● TASK REQUIREMENTS:
Will you transcribe all the entries word for word, skipping the pictures they hold?

━━━━━━━━━━━━━━━━━━━━━━━━━━━━━━

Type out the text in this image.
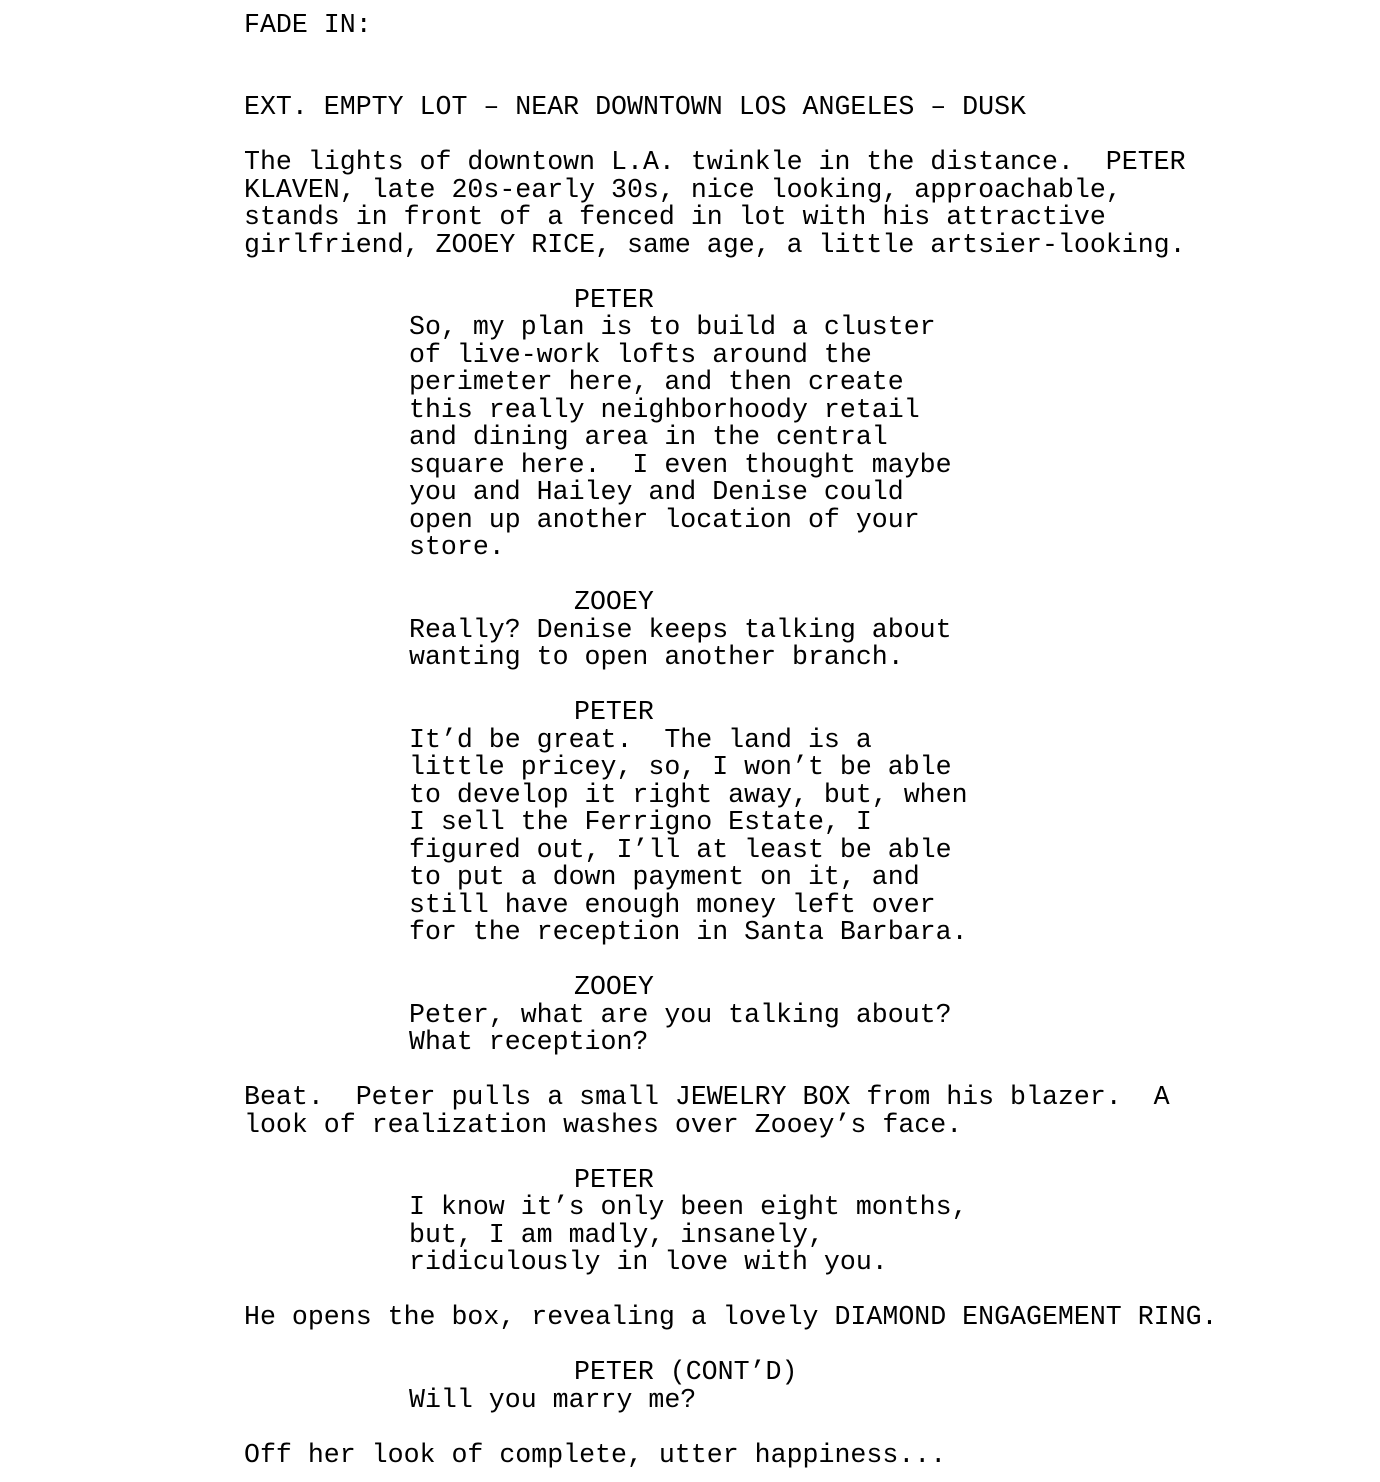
FADE IN:
EXT. EMPTY LOT – NEAR DOWNTOWN LOS ANGELES – DUSK
The lights of downtown L.A. twinkle in the distance.  PETER
KLAVEN, late 20s-early 30s, nice looking, approachable,
stands in front of a fenced in lot with his attractive
girlfriend, ZOOEY RICE, same age, a little artsier-looking.
PETER
So, my plan is to build a cluster
of live-work lofts around the
perimeter here, and then create
this really neighborhoody retail
and dining area in the central
square here.  I even thought maybe
you and Hailey and Denise could
open up another location of your
store.
ZOOEY
Really? Denise keeps talking about
wanting to open another branch.
PETER
It’d be great.  The land is a
little pricey, so, I won’t be able
to develop it right away, but, when
I sell the Ferrigno Estate, I
figured out, I’ll at least be able
to put a down payment on it, and
still have enough money left over
for the reception in Santa Barbara.
ZOOEY
Peter, what are you talking about?
What reception?
Beat.  Peter pulls a small JEWELRY BOX from his blazer.  A
look of realization washes over Zooey’s face.
PETER
I know it’s only been eight months,
but, I am madly, insanely,
ridiculously in love with you.
He opens the box, revealing a lovely DIAMOND ENGAGEMENT RING.
PETER (CONT’D)
Will you marry me?
Off her look of complete, utter happiness...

━━━━━━━━━━━━━━━━━━━━━━━━━━━━━━

● FINAL RESULT:
Type out the text in this image.
FADE IN:
EXT. EMPTY LOT – NEAR DOWNTOWN LOS ANGELES – DUSK
The lights of downtown L.A. twinkle in the distance.  PETER
KLAVEN, late 20s-early 30s, nice looking, approachable,
stands in front of a fenced in lot with his attractive
girlfriend, ZOOEY RICE, same age, a little artsier-looking.
PETER
So, my plan is to build a cluster
of live-work lofts around the
perimeter here, and then create
this really neighborhoody retail
and dining area in the central
square here.  I even thought maybe
you and Hailey and Denise could
open up another location of your
store.
ZOOEY
Really? Denise keeps talking about
wanting to open another branch.
PETER
It’d be great.  The land is a
little pricey, so, I won’t be able
to develop it right away, but, when
I sell the Ferrigno Estate, I
figured out, I’ll at least be able
to put a down payment on it, and
still have enough money left over
for the reception in Santa Barbara.
ZOOEY
Peter, what are you talking about?
What reception?
Beat.  Peter pulls a small JEWELRY BOX from his blazer.  A
look of realization washes over Zooey’s face.
PETER
I know it’s only been eight months,
but, I am madly, insanely,
ridiculously in love with you.
He opens the box, revealing a lovely DIAMOND ENGAGEMENT RING.
PETER (CONT’D)
Will you marry me?
Off her look of complete, utter happiness...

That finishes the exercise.